--- Begin ROWS ---

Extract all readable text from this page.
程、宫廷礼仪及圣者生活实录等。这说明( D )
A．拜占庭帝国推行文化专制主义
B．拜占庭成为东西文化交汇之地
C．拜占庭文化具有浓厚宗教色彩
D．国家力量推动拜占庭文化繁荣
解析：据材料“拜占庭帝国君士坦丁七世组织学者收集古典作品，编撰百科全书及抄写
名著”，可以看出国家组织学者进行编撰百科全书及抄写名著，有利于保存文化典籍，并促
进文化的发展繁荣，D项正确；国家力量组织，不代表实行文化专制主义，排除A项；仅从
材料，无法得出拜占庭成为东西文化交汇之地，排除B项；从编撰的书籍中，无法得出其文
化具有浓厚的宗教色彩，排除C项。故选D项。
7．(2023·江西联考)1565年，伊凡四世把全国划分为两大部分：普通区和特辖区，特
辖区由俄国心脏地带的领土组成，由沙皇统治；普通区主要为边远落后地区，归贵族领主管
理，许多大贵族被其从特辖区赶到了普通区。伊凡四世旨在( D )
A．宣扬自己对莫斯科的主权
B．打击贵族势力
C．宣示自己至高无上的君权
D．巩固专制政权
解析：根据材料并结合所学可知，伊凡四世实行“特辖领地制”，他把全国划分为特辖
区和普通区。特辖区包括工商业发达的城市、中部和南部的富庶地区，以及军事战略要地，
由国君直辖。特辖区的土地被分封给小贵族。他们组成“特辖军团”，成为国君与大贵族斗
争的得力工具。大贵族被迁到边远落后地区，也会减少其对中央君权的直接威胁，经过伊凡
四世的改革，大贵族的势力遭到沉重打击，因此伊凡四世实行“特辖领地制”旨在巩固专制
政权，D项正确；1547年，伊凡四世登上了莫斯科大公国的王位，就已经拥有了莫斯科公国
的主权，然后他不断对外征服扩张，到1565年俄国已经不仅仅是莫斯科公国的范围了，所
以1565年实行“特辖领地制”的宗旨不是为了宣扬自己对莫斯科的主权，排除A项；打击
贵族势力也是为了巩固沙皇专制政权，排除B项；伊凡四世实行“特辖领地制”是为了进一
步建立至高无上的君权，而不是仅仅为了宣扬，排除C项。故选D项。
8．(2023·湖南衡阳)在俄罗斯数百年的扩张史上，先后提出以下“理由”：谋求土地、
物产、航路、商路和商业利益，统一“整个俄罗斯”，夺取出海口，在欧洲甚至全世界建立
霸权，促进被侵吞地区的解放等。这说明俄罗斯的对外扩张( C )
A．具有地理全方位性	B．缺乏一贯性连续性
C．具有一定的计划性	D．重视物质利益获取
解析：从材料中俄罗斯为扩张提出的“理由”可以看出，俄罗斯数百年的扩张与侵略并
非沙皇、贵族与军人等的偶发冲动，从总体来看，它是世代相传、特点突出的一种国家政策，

--- End ROWS ---

■ TASK BRIEF: From the data above, gather every line that includes the word "故选D项".

■ TASK ANSWER:
化具有浓厚的宗教色彩，排除C项。故选D项。
步建立至高无上的君权，而不是仅仅为了宣扬，排除C项。故选D项。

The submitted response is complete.